Exercise goal: Search the data for the word "ylabel" and copy every line that contains it.

Material provided:
========================================================================
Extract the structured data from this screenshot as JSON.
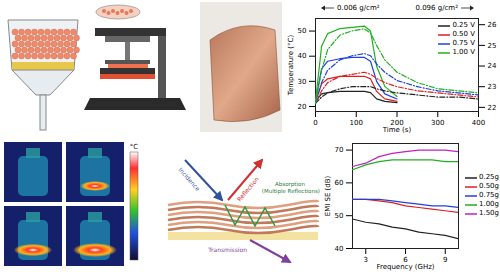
{
  "chart_data": [
    {
      "type": "line",
      "x_label": "Time (s)",
      "y_label": "Temperature (°C)",
      "annotations": [
        "0.006 g/cm²",
        "0.096 g/cm²"
      ],
      "x": [
        0,
        15,
        30,
        60,
        90,
        120,
        135,
        150,
        170,
        200,
        250,
        300,
        350,
        400
      ],
      "xlim": [
        0,
        400
      ],
      "xticks": [
        0,
        100,
        200,
        300,
        400
      ],
      "ylim": [
        18,
        55
      ],
      "yticks": [
        20,
        30,
        40,
        50
      ],
      "y2lim": [
        21.8,
        26.3
      ],
      "y2ticks": [
        22,
        23,
        24,
        25,
        26
      ],
      "grid": false,
      "legend": "upper right",
      "series": [
        {
          "name": "0.25 V",
          "color": "#222222",
          "line_style": "solid",
          "values": [
            22,
            25,
            25.5,
            26,
            26,
            26,
            25.5,
            23,
            22,
            21.5,
            null,
            null,
            null,
            null
          ]
        },
        {
          "name": "0.50 V",
          "color": "#e02020",
          "line_style": "solid",
          "values": [
            22,
            29,
            31,
            32,
            32,
            32,
            31,
            26,
            23,
            22,
            null,
            null,
            null,
            null
          ]
        },
        {
          "name": "0.75 V",
          "color": "#2040e0",
          "line_style": "solid",
          "values": [
            22,
            35,
            38,
            39,
            39.5,
            39.5,
            38,
            30,
            25,
            23,
            null,
            null,
            null,
            null
          ]
        },
        {
          "name": "1.00 V",
          "color": "#20b020",
          "line_style": "solid",
          "values": [
            22,
            44,
            49,
            51,
            51.5,
            52,
            50,
            36,
            28,
            24,
            null,
            null,
            null,
            null
          ]
        },
        {
          "name": "0.25 V",
          "color": "#222222",
          "line_style": "dashdot",
          "axis": "y2",
          "values": [
            22.2,
            22.5,
            22.7,
            22.9,
            23.0,
            23.0,
            23.0,
            22.9,
            22.8,
            22.7,
            22.6,
            22.5,
            22.5,
            22.4
          ]
        },
        {
          "name": "0.50 V",
          "color": "#e02020",
          "line_style": "dashdot",
          "axis": "y2",
          "values": [
            22.2,
            22.8,
            23.2,
            23.5,
            23.6,
            23.7,
            23.6,
            23.4,
            23.2,
            23.0,
            22.8,
            22.7,
            22.6,
            22.5
          ]
        },
        {
          "name": "0.75 V",
          "color": "#2040e0",
          "line_style": "dashdot",
          "axis": "y2",
          "values": [
            22.2,
            23.2,
            23.8,
            24.3,
            24.5,
            24.6,
            24.5,
            24.1,
            23.7,
            23.3,
            23.0,
            22.8,
            22.7,
            22.6
          ]
        },
        {
          "name": "1.00 V",
          "color": "#20b020",
          "line_style": "dashdot",
          "axis": "y2",
          "values": [
            22.2,
            23.8,
            24.8,
            25.5,
            25.7,
            25.8,
            25.6,
            25.0,
            24.3,
            23.7,
            23.2,
            22.9,
            22.8,
            22.7
          ]
        }
      ]
    },
    {
      "type": "line",
      "x_label": "Frequency (GHz)",
      "y_label": "EMI SE (dB)",
      "x": [
        2,
        3,
        4,
        5,
        6,
        7,
        8,
        9,
        10
      ],
      "xlim": [
        2,
        10
      ],
      "xticks": [
        3,
        6,
        9
      ],
      "ylim": [
        40,
        72
      ],
      "yticks": [
        40,
        50,
        60,
        70
      ],
      "grid": false,
      "legend": "right",
      "series": [
        {
          "name": "0.25g",
          "color": "#222222",
          "line_style": "solid",
          "values": [
            49,
            48,
            47.5,
            46.5,
            46,
            45,
            44.5,
            44,
            43
          ]
        },
        {
          "name": "0.50g",
          "color": "#e02020",
          "line_style": "solid",
          "values": [
            55,
            55,
            54.5,
            54,
            53,
            52.5,
            52,
            51.5,
            51
          ]
        },
        {
          "name": "0.75g",
          "color": "#2040e0",
          "line_style": "solid",
          "values": [
            55,
            55,
            55,
            54.5,
            54,
            53.5,
            53,
            53,
            52.5
          ]
        },
        {
          "name": "1.00g",
          "color": "#20b020",
          "line_style": "solid",
          "values": [
            64,
            65.5,
            66.5,
            67,
            67,
            67,
            67,
            66.5,
            66.5
          ]
        },
        {
          "name": "1.50g",
          "color": "#c020c0",
          "line_style": "solid",
          "values": [
            65,
            66,
            68,
            69,
            69.5,
            70,
            70,
            70,
            69.5
          ]
        }
      ]
    }
  ],
  "panels": {
    "thermal_images": {
      "colorbar_label": "°C"
    },
    "absorption_diagram": {
      "incidence": "Incidence",
      "reflection": "Reflection",
      "absorption": "Absorption (Multiple Reflections)",
      "transmission": "Transmission"
    }
  }
}
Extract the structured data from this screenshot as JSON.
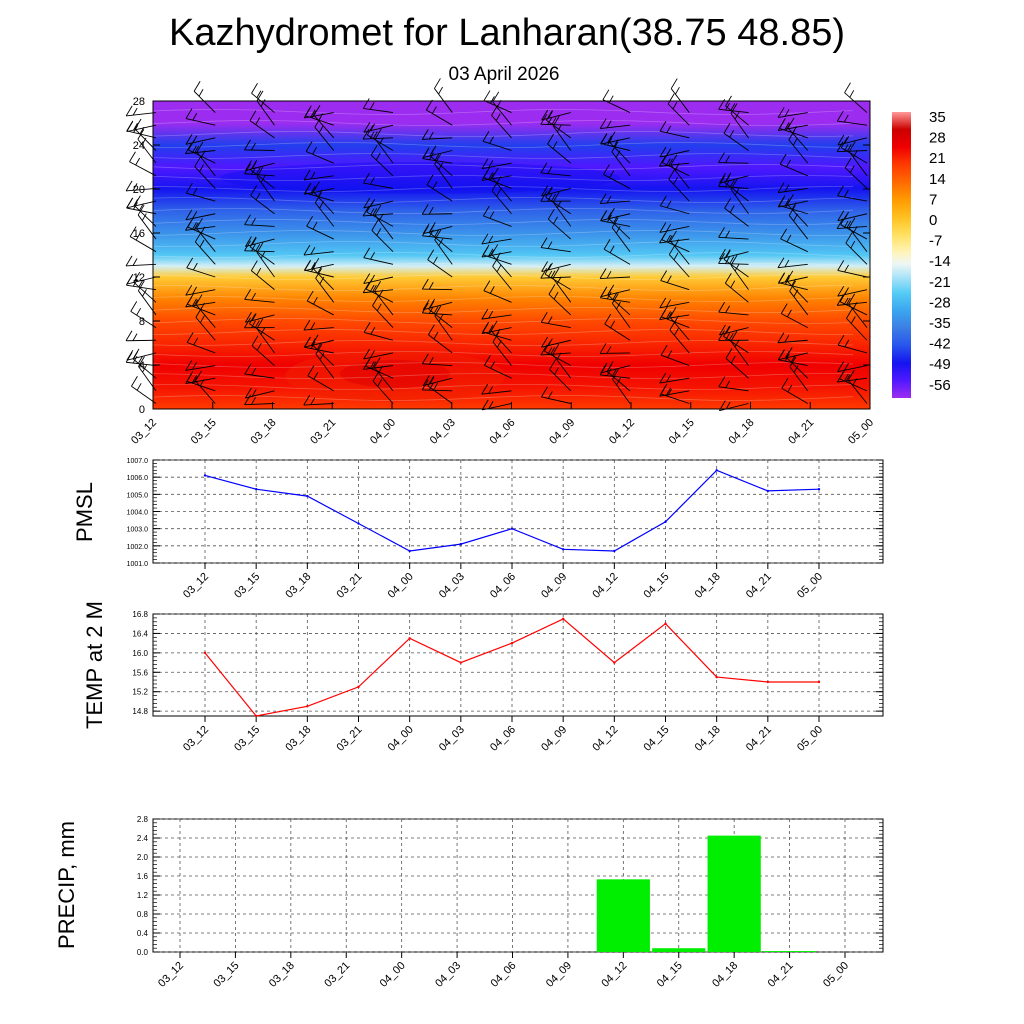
{
  "title": "Kazhydromet for Lanharan(38.75 48.85)",
  "subtitle": "03 April 2026",
  "time_labels": [
    "03_12",
    "03_15",
    "03_18",
    "03_21",
    "04_00",
    "04_03",
    "04_06",
    "04_09",
    "04_12",
    "04_15",
    "04_18",
    "04_21",
    "05_00"
  ],
  "colors": {
    "pmsl_line": "#0000ff",
    "temp_line": "#ff0000",
    "precip_bar": "#00ee00"
  },
  "chart_data": [
    {
      "type": "heatmap",
      "name": "vertical cross-section temperature with wind barbs",
      "x": [
        "03_12",
        "03_15",
        "03_18",
        "03_21",
        "04_00",
        "04_03",
        "04_06",
        "04_09",
        "04_12",
        "04_15",
        "04_18",
        "04_21",
        "05_00"
      ],
      "ylim": [
        0,
        28
      ],
      "yticks": [
        0,
        4,
        8,
        12,
        16,
        20,
        24,
        28
      ],
      "profile_levels": [
        0,
        2,
        4,
        6,
        8,
        10,
        12,
        13,
        14,
        16,
        18,
        20,
        22,
        24,
        26,
        28
      ],
      "profile_values": [
        20,
        24,
        26,
        22,
        18,
        11,
        0,
        -16,
        -25,
        -33,
        -40,
        -48,
        -54,
        -44,
        -62,
        -64
      ],
      "colorbar": {
        "ticks": [
          35,
          28,
          21,
          14,
          7,
          0,
          -7,
          -14,
          -21,
          -28,
          -35,
          -42,
          -49,
          -56
        ],
        "range": [
          -60,
          38
        ]
      }
    },
    {
      "type": "line",
      "name": "PMSL",
      "ylabel": "PMSL",
      "x": [
        "03_12",
        "03_15",
        "03_18",
        "03_21",
        "04_00",
        "04_03",
        "04_06",
        "04_09",
        "04_12",
        "04_15",
        "04_18",
        "04_21",
        "05_00"
      ],
      "values": [
        1006.1,
        1005.3,
        1004.9,
        1003.3,
        1001.7,
        1002.1,
        1003.0,
        1001.8,
        1001.7,
        1003.4,
        1006.4,
        1005.2,
        1005.3
      ],
      "ylim": [
        1001.0,
        1007.0
      ],
      "yticks": [
        "1001.0",
        "1002.0",
        "1003.0",
        "1004.0",
        "1005.0",
        "1006.0",
        "1007.0"
      ]
    },
    {
      "type": "line",
      "name": "TEMP at 2 M",
      "ylabel": "TEMP at 2 M",
      "x": [
        "03_12",
        "03_15",
        "03_18",
        "03_21",
        "04_00",
        "04_03",
        "04_06",
        "04_09",
        "04_12",
        "04_15",
        "04_18",
        "04_21",
        "05_00"
      ],
      "values": [
        16.0,
        14.7,
        14.9,
        15.3,
        16.3,
        15.8,
        16.2,
        16.7,
        15.8,
        16.6,
        15.5,
        15.4,
        15.4
      ],
      "ylim": [
        14.7,
        16.8
      ],
      "yticks": [
        "14.8",
        "15.2",
        "15.6",
        "16.0",
        "16.4",
        "16.8"
      ]
    },
    {
      "type": "bar",
      "name": "PRECIP, mm",
      "ylabel": "PRECIP, mm",
      "x": [
        "03_12",
        "03_15",
        "03_18",
        "03_21",
        "04_00",
        "04_03",
        "04_06",
        "04_09",
        "04_12",
        "04_15",
        "04_18",
        "04_21",
        "05_00"
      ],
      "values": [
        0,
        0,
        0,
        0,
        0,
        0,
        0,
        0,
        1.53,
        0.08,
        2.45,
        0.02,
        0
      ],
      "ylim": [
        0.0,
        2.8
      ],
      "yticks": [
        "0.0",
        "0.4",
        "0.8",
        "1.2",
        "1.6",
        "2.0",
        "2.4",
        "2.8"
      ]
    }
  ]
}
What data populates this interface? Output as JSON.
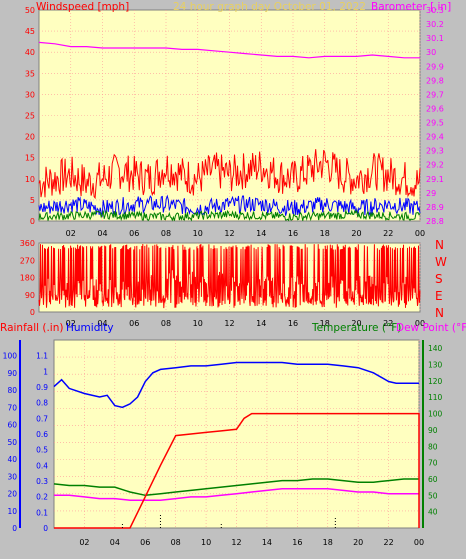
========================================================================
Complete output:
      "ylabel": "PMSL",
      "ylabel": "TEMP at 2 M",
      "ylabel": "PRECIP, mm",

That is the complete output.